Rewrite the records below so that each "trip-card" becomes "route-card", keeping every other character the same.

---------- Exercise data

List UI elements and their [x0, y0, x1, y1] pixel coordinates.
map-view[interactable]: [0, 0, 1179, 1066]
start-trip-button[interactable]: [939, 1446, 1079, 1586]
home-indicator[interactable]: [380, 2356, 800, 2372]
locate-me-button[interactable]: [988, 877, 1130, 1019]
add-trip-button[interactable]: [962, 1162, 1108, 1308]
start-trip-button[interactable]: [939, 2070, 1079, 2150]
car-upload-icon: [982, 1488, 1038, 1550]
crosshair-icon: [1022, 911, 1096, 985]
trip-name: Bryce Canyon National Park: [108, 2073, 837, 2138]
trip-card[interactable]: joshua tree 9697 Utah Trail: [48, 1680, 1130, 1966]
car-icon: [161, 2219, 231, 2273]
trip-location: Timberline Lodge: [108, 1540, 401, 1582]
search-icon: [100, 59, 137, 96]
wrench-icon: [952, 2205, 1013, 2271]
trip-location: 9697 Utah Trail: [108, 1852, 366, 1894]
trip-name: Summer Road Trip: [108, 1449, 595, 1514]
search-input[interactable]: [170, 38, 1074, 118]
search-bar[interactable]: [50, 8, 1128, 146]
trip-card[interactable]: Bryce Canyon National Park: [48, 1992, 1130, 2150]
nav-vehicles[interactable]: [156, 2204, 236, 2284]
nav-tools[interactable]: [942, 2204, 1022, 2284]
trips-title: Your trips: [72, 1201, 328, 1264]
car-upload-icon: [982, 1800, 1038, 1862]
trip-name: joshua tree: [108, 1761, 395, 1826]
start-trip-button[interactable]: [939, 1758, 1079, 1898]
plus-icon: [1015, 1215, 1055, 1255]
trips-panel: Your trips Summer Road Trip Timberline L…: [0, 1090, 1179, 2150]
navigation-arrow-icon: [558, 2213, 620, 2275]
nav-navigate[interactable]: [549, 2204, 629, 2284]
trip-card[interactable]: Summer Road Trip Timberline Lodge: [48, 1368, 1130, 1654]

--------------------

Exercise result:
List UI elements and their [x0, y0, x1, y1] pixel coordinates.
map-view[interactable]: [0, 0, 1179, 1066]
start-trip-button[interactable]: [939, 1446, 1079, 1586]
home-indicator[interactable]: [380, 2356, 800, 2372]
locate-me-button[interactable]: [988, 877, 1130, 1019]
add-trip-button[interactable]: [962, 1162, 1108, 1308]
start-trip-button[interactable]: [939, 2070, 1079, 2150]
car-upload-icon: [982, 1488, 1038, 1550]
crosshair-icon: [1022, 911, 1096, 985]
trip-name: Bryce Canyon National Park: [108, 2073, 837, 2138]
route-card[interactable]: joshua tree 9697 Utah Trail: [48, 1680, 1130, 1966]
car-icon: [161, 2219, 231, 2273]
trip-location: Timberline Lodge: [108, 1540, 401, 1582]
search-icon: [100, 59, 137, 96]
wrench-icon: [952, 2205, 1013, 2271]
trip-location: 9697 Utah Trail: [108, 1852, 366, 1894]
trip-name: Summer Road Trip: [108, 1449, 595, 1514]
search-input[interactable]: [170, 38, 1074, 118]
search-bar[interactable]: [50, 8, 1128, 146]
route-card[interactable]: Bryce Canyon National Park: [48, 1992, 1130, 2150]
nav-vehicles[interactable]: [156, 2204, 236, 2284]
nav-tools[interactable]: [942, 2204, 1022, 2284]
trips-title: Your trips: [72, 1201, 328, 1264]
car-upload-icon: [982, 1800, 1038, 1862]
trip-name: joshua tree: [108, 1761, 395, 1826]
start-trip-button[interactable]: [939, 1758, 1079, 1898]
plus-icon: [1015, 1215, 1055, 1255]
trips-panel: Your trips Summer Road Trip Timberline L…: [0, 1090, 1179, 2150]
navigation-arrow-icon: [558, 2213, 620, 2275]
nav-navigate[interactable]: [549, 2204, 629, 2284]
route-card[interactable]: Summer Road Trip Timberline Lodge: [48, 1368, 1130, 1654]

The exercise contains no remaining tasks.